Working data:
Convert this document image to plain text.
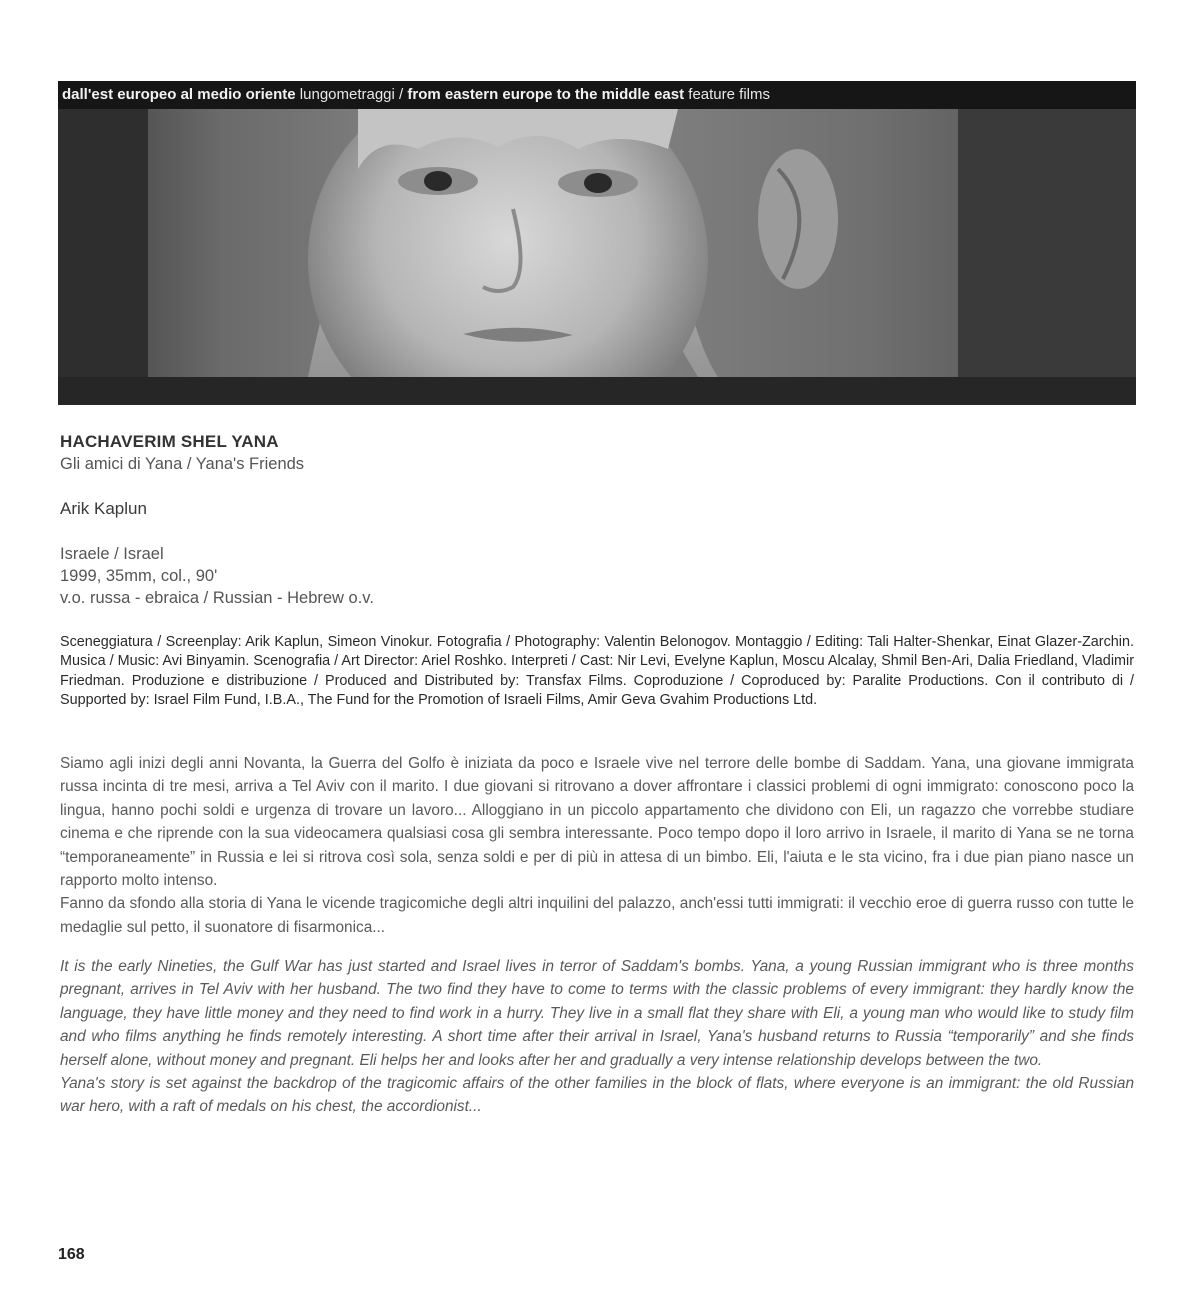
dall'est europeo al medio oriente lungometraggi / from eastern europe to the middle east feature films
HACHAVERIM SHEL YANA
Gli amici di Yana / Yana's Friends
Arik Kaplun
Israele / Israel
1999, 35mm, col., 90'
v.o. russa - ebraica / Russian - Hebrew o.v.
Sceneggiatura / Screenplay: Arik Kaplun, Simeon Vinokur. Fotografia / Photography: Valentin Belonogov. Montaggio / Editing: Tali Halter-Shenkar, Einat Glazer-Zarchin. Musica / Music: Avi Binyamin. Scenografia / Art Director: Ariel Roshko. Interpreti / Cast: Nir Levi, Evelyne Kaplun, Moscu Alcalay, Shmil Ben-Ari, Dalia Friedland, Vladimir Friedman. Produzione e distribuzione / Produced and Distributed by: Transfax Films. Coproduzione / Coproduced by: Paralite Productions. Con il contributo di / Supported by: Israel Film Fund, I.B.A., The Fund for the Promotion of Israeli Films, Amir Geva Gvahim Productions Ltd.

Siamo agli inizi degli anni Novanta, la Guerra del Golfo è iniziata da poco e Israele vive nel terrore delle bombe di Saddam. Yana, una giovane immigrata russa incinta di tre mesi, arriva a Tel Aviv con il marito. I due giovani si ritrovano a dover affrontare i classici problemi di ogni immigrato: conoscono poco la lingua, hanno pochi soldi e urgenza di trovare un lavoro... Alloggiano in un piccolo appartamento che dividono con Eli, un ragazzo che vorrebbe studiare cinema e che riprende con la sua videocamera qualsiasi cosa gli sembra interessante. Poco tempo dopo il loro arrivo in Israele, il marito di Yana se ne torna “temporaneamente” in Russia e lei si ritrova così sola, senza soldi e per di più in attesa di un bimbo. Eli, l'aiuta e le sta vicino, fra i due pian piano nasce un rapporto molto intenso.

Fanno da sfondo alla storia di Yana le vicende tragicomiche degli altri inquilini del palazzo, anch'essi tutti immigrati: il vecchio eroe di guerra russo con tutte le medaglie sul petto, il suonatore di fisarmonica...

It is the early Nineties, the Gulf War has just started and Israel lives in terror of Saddam's bombs. Yana, a young Russian immigrant who is three months pregnant, arrives in Tel Aviv with her husband. The two find they have to come to terms with the classic problems of every immigrant: they hardly know the language, they have little money and they need to find work in a hurry. They live in a small flat they share with Eli, a young man who would like to study film and who films anything he finds remotely interesting. A short time after their arrival in Israel, Yana's husband returns to Russia “temporarily” and she finds herself alone, without money and pregnant. Eli helps her and looks after her and gradually a very intense relationship develops between the two.

Yana's story is set against the backdrop of the tragicomic affairs of the other families in the block of flats, where everyone is an immigrant: the old Russian war hero, with a raft of medals on his chest, the accordionist...

168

Goal of the exercise: Read through the entries and copy each line in which "Arik" appears.

Correct answer:
Arik Kaplun
Sceneggiatura / Screenplay: Arik Kaplun, Simeon Vinokur. Fotografia / Photography: Valentin Belonogov. Montaggio / Editing: Tali Halter-Shenkar, Einat Glazer-Zarchin. Musica / Music: Avi Binyamin. Scenografia / Art Director: Ariel Roshko. Interpreti / Cast: Nir Levi, Evelyne Kaplun, Moscu Alcalay, Shmil Ben-Ari, Dalia Friedland, Vladimir Friedman. Produzione e distribuzione / Produced and Distributed by: Transfax Films. Coproduzione / Coproduced by: Paralite Productions. Con il contributo di / Supported by: Israel Film Fund, I.B.A., The Fund for the Promotion of Israeli Films, Amir Geva Gvahim Productions Ltd.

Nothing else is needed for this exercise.